WHAT TO PRODUCE:
For the entries that follow, tally the lines holding the string "this". Give the total and nothing else.

::: PROVIDED DATA :::

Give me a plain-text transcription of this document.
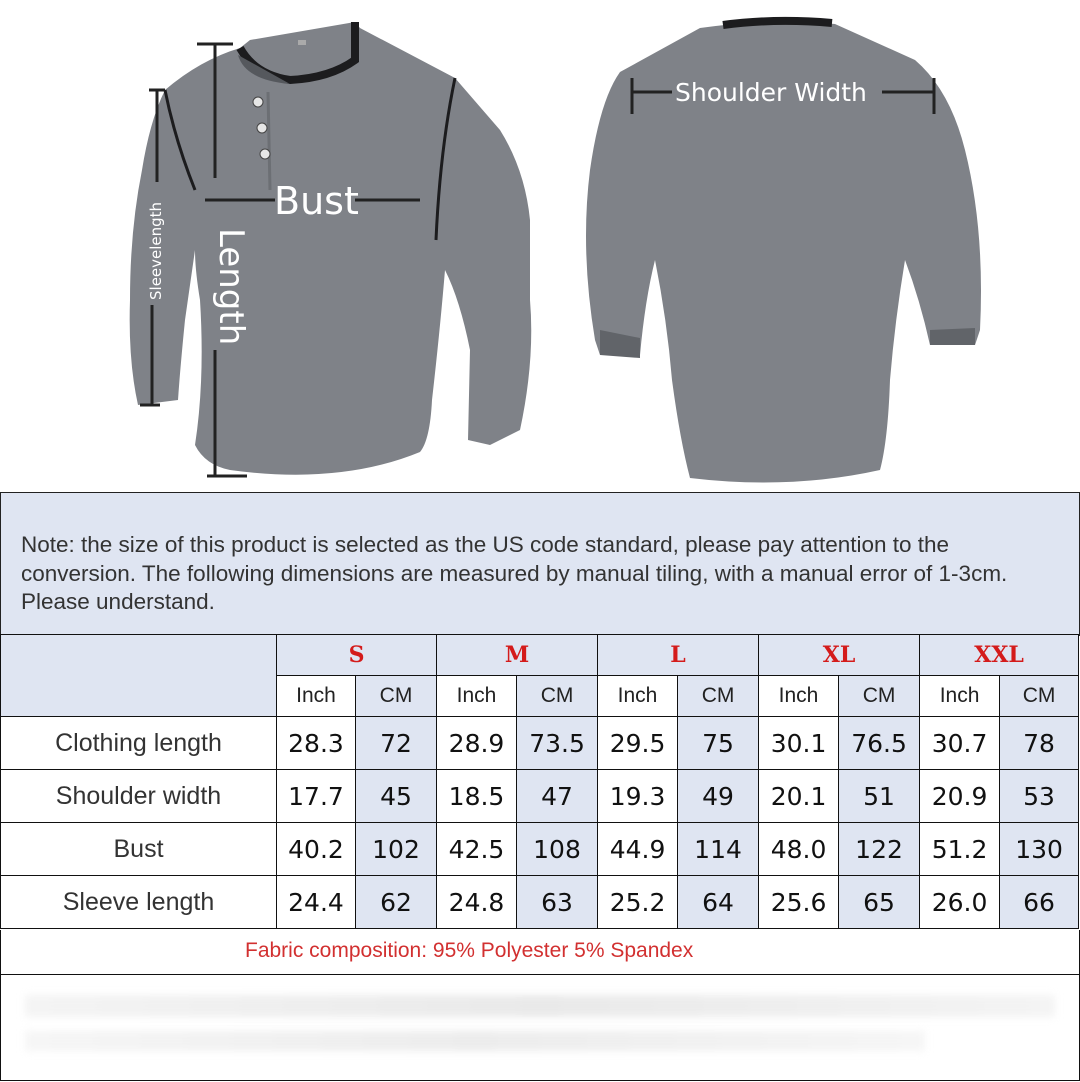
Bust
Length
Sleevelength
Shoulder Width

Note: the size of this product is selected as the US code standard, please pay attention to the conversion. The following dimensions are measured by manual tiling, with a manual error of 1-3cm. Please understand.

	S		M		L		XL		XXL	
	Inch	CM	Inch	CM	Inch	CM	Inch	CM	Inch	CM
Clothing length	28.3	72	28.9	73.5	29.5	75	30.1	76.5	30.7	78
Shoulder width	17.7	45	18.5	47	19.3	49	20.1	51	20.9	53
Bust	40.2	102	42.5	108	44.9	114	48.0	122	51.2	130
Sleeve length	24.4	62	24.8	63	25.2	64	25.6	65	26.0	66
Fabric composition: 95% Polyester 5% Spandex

:::

COMPLETE RESPONSE:
2